#### Dataset records ####

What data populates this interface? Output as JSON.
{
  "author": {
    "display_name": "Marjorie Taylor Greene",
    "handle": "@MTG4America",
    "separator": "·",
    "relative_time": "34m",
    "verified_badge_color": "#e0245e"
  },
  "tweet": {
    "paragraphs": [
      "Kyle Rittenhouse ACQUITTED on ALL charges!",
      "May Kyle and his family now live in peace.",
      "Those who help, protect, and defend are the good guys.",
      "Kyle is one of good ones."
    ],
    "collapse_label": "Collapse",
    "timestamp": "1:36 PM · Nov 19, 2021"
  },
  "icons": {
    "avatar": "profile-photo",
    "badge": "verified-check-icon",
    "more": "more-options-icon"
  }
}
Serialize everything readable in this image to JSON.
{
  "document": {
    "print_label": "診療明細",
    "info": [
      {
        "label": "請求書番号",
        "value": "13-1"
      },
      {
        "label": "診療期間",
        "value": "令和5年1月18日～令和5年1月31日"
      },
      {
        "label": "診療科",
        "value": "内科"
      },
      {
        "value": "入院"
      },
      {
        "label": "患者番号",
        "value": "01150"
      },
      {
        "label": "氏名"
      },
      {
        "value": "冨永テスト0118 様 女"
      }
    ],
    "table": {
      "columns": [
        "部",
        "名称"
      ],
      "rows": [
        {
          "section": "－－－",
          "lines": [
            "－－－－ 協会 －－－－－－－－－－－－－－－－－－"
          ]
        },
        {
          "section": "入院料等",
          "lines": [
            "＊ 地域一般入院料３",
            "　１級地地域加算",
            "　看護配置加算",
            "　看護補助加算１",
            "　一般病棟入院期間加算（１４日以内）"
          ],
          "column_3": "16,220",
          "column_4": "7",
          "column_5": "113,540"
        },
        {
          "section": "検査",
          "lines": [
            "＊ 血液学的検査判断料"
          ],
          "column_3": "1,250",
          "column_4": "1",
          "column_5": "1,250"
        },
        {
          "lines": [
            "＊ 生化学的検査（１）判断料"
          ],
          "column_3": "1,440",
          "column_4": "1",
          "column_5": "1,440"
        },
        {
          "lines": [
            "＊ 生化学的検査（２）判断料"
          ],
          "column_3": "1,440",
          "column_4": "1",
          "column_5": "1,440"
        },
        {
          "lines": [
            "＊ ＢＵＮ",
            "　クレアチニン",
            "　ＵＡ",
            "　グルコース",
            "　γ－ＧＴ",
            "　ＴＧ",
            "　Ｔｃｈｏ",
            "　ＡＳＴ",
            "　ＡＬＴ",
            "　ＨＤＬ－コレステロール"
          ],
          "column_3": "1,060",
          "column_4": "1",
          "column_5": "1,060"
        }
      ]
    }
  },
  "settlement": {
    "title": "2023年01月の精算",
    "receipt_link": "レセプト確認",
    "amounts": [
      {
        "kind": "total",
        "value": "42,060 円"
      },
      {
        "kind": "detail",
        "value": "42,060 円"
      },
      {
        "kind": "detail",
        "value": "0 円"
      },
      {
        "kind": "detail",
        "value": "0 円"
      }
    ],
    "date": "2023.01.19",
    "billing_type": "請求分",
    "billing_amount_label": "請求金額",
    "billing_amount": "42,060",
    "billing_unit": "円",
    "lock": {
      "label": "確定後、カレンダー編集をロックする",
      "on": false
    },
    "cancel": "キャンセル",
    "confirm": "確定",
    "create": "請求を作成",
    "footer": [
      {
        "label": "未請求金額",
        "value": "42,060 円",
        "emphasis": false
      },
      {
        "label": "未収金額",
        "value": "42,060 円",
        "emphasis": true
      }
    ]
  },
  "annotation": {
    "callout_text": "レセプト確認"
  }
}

####

Work to complete >> In the entries above, identify every line with the string "レセプト確認".

Solution to this problem >>
    "receipt_link": "レセプト確認",
    "callout_text": "レセプト確認"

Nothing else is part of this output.